Description of the task | Below is a listing. Gather each line of it that contains "backtest".

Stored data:

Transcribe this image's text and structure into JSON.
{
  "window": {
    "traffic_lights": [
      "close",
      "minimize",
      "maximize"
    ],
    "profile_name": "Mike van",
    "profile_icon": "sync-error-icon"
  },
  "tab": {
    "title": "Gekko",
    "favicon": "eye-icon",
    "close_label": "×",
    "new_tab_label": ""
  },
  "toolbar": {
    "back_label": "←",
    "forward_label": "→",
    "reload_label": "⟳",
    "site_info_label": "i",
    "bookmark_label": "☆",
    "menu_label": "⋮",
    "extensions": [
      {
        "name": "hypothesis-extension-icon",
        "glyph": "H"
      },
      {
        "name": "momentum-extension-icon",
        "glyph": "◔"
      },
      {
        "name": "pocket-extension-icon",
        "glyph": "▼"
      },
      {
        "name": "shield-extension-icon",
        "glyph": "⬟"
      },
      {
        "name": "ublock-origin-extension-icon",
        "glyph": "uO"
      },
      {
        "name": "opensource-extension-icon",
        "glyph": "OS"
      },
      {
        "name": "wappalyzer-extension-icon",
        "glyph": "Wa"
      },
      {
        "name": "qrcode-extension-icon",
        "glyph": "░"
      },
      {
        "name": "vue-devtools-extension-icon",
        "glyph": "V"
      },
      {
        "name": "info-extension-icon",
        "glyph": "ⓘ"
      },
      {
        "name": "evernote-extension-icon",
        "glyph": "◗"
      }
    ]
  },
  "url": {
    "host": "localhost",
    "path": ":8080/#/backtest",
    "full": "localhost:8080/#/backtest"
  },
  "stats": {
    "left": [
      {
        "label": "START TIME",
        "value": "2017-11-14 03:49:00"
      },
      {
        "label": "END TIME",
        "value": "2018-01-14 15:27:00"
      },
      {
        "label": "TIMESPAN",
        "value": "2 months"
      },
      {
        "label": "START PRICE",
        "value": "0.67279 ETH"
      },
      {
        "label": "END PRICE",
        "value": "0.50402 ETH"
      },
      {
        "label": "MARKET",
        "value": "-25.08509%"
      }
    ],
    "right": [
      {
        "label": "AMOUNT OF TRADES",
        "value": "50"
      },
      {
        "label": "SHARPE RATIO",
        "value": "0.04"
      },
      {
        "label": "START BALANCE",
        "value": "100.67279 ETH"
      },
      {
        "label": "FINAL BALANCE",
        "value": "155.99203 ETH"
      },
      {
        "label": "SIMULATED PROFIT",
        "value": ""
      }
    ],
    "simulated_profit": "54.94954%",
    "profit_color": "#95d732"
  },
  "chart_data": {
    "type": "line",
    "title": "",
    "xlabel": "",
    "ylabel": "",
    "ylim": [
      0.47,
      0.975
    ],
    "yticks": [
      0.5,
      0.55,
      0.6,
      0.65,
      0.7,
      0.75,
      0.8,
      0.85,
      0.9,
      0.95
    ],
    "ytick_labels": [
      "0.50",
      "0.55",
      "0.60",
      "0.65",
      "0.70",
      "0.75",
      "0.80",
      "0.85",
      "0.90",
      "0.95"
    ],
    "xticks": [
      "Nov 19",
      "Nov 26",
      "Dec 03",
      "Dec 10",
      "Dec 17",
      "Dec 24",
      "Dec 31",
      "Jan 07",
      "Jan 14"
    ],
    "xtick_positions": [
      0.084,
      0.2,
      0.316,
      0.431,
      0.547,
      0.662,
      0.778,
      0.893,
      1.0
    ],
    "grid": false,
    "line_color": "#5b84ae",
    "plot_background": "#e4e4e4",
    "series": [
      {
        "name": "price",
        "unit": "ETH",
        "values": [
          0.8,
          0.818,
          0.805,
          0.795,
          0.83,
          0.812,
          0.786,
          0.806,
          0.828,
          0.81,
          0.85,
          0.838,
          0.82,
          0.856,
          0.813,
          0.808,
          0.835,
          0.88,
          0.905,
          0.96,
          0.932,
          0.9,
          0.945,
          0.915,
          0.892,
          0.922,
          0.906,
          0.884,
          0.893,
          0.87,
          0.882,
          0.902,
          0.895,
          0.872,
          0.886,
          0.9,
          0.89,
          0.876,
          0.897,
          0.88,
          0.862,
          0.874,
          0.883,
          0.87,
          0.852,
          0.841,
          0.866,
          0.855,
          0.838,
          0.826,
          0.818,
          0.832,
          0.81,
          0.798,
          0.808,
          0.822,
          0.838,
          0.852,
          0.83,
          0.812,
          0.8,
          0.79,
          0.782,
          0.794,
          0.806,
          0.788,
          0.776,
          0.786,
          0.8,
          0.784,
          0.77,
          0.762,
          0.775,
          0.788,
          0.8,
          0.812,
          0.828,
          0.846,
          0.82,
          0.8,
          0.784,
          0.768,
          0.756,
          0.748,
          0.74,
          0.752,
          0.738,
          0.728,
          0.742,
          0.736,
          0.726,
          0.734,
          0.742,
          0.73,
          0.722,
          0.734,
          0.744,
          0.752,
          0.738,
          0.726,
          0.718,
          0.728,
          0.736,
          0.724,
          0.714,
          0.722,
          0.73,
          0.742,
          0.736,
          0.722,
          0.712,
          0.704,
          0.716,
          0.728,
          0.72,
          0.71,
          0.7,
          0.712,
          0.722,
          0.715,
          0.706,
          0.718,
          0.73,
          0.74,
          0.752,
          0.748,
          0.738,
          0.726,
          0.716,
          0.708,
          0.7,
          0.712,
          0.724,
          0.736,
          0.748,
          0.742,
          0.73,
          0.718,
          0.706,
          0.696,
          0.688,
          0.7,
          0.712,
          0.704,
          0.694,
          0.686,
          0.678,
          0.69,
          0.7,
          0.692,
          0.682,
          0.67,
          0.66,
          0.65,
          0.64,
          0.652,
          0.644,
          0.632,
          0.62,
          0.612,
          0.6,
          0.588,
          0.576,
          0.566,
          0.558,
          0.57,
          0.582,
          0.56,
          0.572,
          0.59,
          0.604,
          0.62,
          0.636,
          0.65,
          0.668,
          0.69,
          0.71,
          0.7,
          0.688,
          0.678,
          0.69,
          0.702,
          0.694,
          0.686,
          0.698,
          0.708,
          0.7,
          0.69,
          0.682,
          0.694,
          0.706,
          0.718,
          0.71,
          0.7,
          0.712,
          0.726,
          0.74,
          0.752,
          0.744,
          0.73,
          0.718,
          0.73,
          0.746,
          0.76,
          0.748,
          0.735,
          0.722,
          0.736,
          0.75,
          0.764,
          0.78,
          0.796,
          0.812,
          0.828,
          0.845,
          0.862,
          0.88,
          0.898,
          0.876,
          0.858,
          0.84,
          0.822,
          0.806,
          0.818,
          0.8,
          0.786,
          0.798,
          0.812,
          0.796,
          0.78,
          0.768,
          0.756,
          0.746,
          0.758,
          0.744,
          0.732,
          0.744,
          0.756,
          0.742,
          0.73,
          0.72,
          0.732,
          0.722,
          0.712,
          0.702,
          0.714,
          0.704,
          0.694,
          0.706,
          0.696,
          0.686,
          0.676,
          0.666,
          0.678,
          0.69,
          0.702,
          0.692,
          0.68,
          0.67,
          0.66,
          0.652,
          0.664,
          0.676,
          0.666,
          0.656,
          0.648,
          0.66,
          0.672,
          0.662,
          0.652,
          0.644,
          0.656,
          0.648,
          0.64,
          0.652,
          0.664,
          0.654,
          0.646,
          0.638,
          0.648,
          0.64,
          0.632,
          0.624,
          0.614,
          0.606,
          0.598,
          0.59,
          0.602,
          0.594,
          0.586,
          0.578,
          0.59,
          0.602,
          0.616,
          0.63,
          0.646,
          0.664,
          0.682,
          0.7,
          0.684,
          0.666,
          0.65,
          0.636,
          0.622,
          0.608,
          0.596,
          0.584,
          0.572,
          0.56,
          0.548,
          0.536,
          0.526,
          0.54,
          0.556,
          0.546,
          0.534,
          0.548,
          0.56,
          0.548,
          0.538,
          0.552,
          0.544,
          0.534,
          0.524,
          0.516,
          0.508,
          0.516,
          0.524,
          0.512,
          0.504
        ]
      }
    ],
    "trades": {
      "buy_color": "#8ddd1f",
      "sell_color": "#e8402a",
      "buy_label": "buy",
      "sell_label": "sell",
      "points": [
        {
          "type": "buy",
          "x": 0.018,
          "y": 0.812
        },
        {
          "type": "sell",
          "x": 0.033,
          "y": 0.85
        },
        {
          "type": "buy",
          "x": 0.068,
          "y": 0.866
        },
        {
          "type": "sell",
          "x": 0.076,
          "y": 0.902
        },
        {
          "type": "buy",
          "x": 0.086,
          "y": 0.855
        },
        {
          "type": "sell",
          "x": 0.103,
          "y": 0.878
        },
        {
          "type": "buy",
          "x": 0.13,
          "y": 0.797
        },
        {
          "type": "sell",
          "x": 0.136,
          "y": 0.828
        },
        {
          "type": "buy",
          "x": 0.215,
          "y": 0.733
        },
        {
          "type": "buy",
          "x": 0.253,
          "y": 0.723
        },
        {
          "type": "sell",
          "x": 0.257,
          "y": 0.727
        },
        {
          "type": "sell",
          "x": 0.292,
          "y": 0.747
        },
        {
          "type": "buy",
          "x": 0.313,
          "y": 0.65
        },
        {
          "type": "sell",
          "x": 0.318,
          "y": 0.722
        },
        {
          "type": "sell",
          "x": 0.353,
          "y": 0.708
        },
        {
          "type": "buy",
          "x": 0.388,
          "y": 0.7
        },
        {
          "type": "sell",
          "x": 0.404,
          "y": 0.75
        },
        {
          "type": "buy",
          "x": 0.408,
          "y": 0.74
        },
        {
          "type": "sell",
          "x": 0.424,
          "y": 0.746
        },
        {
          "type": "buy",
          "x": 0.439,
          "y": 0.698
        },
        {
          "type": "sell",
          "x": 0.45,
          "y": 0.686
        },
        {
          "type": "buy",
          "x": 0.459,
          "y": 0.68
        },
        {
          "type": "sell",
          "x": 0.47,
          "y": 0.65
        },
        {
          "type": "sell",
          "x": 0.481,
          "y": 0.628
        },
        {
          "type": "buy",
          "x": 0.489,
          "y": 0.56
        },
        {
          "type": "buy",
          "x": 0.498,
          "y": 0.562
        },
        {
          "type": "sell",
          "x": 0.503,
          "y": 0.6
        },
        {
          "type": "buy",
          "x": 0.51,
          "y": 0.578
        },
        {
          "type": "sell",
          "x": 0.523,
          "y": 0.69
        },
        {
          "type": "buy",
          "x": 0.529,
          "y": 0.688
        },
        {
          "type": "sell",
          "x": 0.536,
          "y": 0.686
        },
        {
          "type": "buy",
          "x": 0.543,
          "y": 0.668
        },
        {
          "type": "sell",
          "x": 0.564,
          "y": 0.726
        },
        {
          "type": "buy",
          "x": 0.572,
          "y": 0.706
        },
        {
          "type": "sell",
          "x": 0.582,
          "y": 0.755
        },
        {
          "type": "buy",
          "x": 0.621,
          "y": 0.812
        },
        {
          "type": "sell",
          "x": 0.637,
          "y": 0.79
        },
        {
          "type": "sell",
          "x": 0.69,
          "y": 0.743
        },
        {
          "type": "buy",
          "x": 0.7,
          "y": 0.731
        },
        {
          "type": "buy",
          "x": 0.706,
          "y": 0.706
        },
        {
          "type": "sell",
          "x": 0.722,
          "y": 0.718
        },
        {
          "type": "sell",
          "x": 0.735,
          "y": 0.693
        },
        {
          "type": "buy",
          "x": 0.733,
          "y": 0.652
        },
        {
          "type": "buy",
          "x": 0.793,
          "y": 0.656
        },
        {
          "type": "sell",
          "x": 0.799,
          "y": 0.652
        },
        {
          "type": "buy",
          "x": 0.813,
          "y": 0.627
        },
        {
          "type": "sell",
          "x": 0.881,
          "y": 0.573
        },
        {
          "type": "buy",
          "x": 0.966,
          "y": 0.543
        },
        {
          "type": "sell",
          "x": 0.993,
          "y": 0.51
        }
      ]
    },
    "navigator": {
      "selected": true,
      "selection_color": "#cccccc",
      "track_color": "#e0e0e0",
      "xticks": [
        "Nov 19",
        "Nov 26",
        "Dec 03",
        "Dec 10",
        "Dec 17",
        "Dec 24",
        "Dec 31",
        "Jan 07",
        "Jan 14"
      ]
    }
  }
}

Written solution |
    "path": ":8080/#/backtest",
    "full": "localhost:8080/#/backtest"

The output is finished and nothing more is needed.